_SET PROBLEM_:
Go through the records and extract every line with the word "cost".
* * * * * * *
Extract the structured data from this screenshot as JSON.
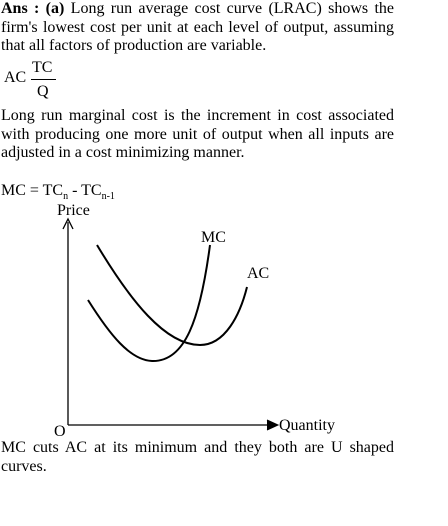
{
  "answer": {
    "label": "Ans : (a)",
    "text": "Long run average cost curve (LRAC) shows the firm's lowest cost per unit at each level of output, assuming that all factors of production are variable."
  },
  "formula_ac": {
    "lhs": "AC",
    "numerator": "TC",
    "denominator": "Q"
  },
  "paragraph": "Long run marginal cost is the increment in cost associated with producing one more unit of output when all inputs are adjusted in a cost minimizing manner.",
  "formula_mc": {
    "lhs": "MC = TC",
    "sub1": "n",
    "mid": " - TC",
    "sub2": "n-1"
  },
  "diagram": {
    "y_axis_label": "Price",
    "x_axis_label": "Quantity",
    "origin": "O",
    "curves": [
      "MC",
      "AC"
    ]
  },
  "conclusion": "MC cuts AC at its minimum and they both are U shaped curves."
}
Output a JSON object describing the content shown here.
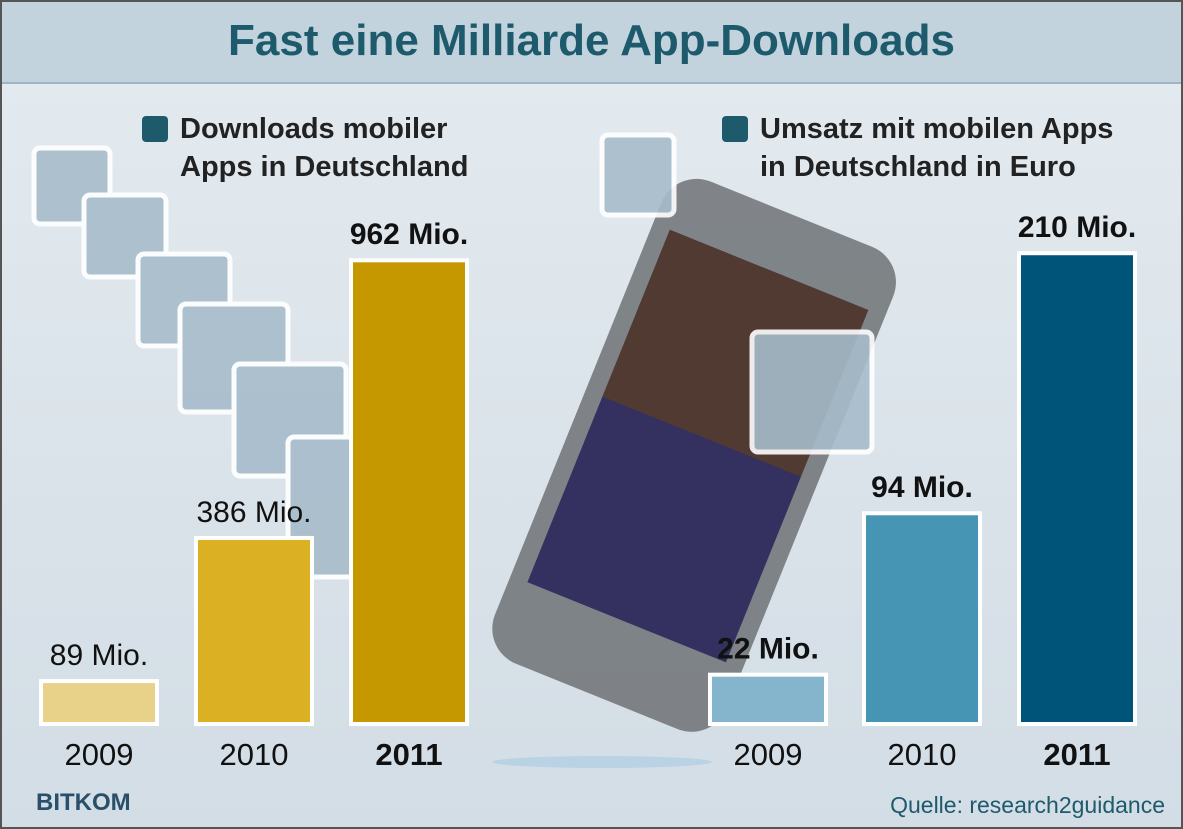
{
  "title": "Fast eine Milliarde App-Downloads",
  "logo": "BITKOM",
  "source": "Quelle: research2guidance",
  "chart_data": [
    {
      "type": "bar",
      "legend": "Downloads mobiler Apps in Deutschland",
      "legend_color": "#1d5a6c",
      "categories": [
        "2009",
        "2010",
        "2011"
      ],
      "values": [
        89,
        386,
        962
      ],
      "value_labels": [
        "89 Mio.",
        "386 Mio.",
        "962 Mio."
      ],
      "colors": [
        "#e8d28a",
        "#dbb123",
        "#c59800"
      ],
      "ylim": [
        0,
        1000
      ]
    },
    {
      "type": "bar",
      "legend": "Umsatz mit mobilen Apps in Deutschland in Euro",
      "legend_color": "#1d5a6c",
      "categories": [
        "2009",
        "2010",
        "2011"
      ],
      "values": [
        22,
        94,
        210
      ],
      "value_labels": [
        "22 Mio.",
        "94 Mio.",
        "210 Mio."
      ],
      "colors": [
        "#84b5cc",
        "#4695b5",
        "#005479"
      ],
      "ylim": [
        0,
        215
      ]
    }
  ]
}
* * * * * * *
_EXERCISE RESULT_:
    "text": "Long run average cost curve (LRAC) shows the firm's lowest cost per unit at each level of output, assuming that all factors of production are variable."
  "paragraph": "Long run marginal cost is the increment in cost associated with producing one more unit of output when all inputs are adjusted in a cost minimizing manner.",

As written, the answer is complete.